## What the exercise asks
Report all lines holding "JSON".

[Dataset listings of figures]

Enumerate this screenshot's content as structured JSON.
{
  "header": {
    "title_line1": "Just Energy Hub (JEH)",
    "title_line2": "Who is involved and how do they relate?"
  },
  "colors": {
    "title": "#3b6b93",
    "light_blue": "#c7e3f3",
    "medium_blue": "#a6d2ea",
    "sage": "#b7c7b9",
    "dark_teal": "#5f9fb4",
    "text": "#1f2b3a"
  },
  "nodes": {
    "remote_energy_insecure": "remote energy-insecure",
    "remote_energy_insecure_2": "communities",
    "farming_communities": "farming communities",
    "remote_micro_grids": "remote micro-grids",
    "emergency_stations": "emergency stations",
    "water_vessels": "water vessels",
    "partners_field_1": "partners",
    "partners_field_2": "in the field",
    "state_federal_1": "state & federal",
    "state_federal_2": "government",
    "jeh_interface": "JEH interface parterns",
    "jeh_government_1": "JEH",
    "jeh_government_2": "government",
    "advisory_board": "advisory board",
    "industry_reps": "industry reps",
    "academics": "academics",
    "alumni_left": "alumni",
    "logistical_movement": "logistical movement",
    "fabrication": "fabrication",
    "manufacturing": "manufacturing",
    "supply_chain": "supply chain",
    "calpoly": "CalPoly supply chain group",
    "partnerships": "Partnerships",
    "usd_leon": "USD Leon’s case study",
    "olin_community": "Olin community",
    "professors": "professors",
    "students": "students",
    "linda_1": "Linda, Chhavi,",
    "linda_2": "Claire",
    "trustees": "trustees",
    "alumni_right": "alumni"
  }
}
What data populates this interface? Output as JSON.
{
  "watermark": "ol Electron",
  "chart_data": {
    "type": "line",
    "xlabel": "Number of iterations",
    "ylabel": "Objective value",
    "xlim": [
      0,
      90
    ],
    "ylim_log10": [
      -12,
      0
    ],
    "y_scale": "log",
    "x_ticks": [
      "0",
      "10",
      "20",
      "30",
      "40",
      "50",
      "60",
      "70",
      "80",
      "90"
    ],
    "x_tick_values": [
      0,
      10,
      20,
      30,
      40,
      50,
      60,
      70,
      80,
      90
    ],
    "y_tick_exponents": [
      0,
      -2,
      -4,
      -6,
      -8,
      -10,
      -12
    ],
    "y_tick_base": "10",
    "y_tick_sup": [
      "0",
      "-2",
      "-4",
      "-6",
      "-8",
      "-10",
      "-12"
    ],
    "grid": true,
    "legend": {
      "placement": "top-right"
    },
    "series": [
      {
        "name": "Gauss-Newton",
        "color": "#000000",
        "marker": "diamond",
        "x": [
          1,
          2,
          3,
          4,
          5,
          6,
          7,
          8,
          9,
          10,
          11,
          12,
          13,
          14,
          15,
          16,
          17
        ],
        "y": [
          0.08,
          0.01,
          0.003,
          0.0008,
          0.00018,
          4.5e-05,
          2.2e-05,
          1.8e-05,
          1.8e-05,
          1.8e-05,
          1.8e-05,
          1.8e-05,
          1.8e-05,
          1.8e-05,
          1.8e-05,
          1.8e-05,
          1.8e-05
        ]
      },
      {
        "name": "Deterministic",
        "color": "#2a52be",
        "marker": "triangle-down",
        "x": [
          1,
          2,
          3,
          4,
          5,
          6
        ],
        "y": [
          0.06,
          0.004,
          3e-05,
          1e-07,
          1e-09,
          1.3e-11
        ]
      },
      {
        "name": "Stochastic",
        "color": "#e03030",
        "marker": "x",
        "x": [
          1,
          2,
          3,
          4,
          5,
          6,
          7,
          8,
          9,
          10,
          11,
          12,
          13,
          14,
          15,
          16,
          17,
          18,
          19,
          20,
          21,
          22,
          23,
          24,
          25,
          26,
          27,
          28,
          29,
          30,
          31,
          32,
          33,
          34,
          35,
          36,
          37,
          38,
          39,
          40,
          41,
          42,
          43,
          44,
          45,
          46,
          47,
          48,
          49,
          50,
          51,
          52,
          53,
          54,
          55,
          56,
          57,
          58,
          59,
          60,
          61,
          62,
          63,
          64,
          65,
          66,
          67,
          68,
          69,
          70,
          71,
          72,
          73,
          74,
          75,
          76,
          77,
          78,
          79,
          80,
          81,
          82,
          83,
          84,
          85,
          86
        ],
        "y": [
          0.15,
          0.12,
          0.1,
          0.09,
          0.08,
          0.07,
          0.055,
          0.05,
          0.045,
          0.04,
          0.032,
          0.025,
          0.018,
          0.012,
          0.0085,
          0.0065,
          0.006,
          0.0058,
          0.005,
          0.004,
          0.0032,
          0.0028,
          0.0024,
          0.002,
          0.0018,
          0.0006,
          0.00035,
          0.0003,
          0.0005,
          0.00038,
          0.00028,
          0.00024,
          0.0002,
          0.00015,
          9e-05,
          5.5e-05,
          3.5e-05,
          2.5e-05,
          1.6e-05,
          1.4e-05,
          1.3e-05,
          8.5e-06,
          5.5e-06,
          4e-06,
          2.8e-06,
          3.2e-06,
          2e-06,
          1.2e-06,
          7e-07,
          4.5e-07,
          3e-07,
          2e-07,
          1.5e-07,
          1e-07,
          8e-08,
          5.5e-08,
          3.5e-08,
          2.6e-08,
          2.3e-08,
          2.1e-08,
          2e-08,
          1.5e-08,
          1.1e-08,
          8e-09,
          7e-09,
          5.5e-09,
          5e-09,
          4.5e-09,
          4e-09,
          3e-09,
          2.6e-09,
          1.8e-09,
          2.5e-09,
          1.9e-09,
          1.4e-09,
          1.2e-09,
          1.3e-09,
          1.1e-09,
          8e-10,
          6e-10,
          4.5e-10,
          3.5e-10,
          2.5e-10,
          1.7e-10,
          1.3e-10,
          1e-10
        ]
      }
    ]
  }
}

## Output
Enumerate this screenshot's content as structured JSON.
What data populates this interface? Output as JSON.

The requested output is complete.